_Records for the exercise_.
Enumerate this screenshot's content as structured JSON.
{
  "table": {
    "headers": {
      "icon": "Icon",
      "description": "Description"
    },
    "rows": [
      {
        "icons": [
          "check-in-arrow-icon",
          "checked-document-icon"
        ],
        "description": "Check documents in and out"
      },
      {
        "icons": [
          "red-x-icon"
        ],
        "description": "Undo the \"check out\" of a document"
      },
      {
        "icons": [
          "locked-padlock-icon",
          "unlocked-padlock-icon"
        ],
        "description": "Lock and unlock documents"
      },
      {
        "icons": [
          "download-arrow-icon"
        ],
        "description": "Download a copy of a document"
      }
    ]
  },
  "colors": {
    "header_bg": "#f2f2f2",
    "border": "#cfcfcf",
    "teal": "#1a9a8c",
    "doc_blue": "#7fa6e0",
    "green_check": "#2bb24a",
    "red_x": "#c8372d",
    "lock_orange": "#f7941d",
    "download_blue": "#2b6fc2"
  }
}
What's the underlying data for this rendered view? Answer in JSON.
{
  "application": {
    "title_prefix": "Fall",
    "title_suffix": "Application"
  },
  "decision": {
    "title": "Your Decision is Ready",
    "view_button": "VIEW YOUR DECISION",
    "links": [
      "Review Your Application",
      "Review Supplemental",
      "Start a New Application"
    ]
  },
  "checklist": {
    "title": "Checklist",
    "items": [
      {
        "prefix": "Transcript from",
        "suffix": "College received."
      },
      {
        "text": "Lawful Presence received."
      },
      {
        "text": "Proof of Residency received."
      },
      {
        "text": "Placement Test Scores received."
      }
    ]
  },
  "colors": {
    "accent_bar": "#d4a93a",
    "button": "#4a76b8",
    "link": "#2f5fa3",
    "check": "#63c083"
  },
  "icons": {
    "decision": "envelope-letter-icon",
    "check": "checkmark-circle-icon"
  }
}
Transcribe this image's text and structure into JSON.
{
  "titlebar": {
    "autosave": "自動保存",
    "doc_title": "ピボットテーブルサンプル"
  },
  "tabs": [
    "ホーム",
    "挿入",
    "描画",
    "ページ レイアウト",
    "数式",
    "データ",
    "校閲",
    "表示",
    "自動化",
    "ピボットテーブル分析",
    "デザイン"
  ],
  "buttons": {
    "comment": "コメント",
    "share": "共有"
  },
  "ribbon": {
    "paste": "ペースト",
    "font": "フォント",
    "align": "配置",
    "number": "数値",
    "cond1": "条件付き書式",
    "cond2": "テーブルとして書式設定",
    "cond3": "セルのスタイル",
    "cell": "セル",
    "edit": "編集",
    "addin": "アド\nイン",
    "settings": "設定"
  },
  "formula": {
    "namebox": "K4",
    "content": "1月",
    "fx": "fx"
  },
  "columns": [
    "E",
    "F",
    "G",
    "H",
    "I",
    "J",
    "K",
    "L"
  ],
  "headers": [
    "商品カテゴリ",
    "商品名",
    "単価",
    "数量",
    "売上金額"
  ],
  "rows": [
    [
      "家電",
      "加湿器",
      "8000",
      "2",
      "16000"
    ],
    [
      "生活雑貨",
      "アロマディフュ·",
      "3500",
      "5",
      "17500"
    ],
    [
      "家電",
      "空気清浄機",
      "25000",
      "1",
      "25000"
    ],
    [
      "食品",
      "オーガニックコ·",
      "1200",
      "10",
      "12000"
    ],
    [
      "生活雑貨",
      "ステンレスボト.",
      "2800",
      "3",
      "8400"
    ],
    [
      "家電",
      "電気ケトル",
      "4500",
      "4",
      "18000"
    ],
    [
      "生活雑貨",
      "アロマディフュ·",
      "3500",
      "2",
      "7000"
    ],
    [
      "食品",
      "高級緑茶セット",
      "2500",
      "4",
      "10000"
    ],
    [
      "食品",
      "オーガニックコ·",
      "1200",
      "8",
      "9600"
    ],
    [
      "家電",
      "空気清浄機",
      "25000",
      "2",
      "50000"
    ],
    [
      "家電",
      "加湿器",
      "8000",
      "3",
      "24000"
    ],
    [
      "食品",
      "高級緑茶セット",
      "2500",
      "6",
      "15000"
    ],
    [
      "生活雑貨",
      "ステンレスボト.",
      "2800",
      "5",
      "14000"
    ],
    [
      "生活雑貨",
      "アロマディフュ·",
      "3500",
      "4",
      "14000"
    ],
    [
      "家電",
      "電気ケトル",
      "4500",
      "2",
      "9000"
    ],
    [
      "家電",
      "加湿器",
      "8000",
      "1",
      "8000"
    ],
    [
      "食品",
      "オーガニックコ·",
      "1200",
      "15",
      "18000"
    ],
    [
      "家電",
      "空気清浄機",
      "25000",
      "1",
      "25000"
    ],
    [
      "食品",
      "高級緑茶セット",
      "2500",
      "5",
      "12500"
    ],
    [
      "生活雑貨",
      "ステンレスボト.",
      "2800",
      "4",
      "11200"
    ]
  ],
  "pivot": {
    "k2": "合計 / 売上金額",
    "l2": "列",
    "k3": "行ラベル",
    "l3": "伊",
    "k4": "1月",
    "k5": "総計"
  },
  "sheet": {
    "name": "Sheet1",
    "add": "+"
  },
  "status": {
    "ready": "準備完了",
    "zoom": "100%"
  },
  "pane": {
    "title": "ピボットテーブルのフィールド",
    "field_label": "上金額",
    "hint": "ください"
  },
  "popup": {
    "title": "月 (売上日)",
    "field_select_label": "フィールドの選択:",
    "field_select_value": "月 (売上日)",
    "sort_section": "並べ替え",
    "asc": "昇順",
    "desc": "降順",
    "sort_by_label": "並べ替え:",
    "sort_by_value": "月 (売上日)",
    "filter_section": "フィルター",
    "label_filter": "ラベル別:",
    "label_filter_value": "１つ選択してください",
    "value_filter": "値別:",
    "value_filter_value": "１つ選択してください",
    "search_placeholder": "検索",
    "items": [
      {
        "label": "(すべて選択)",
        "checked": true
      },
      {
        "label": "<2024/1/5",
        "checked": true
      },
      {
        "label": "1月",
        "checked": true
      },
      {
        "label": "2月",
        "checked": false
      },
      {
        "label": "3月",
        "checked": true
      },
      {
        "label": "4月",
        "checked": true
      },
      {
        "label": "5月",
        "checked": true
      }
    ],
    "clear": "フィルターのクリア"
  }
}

_Aim_.
Select every line of the material above holding the word "Review" and copy it.

_Answer to this problem_.
      "Review Your Application",
      "Review Supplemental",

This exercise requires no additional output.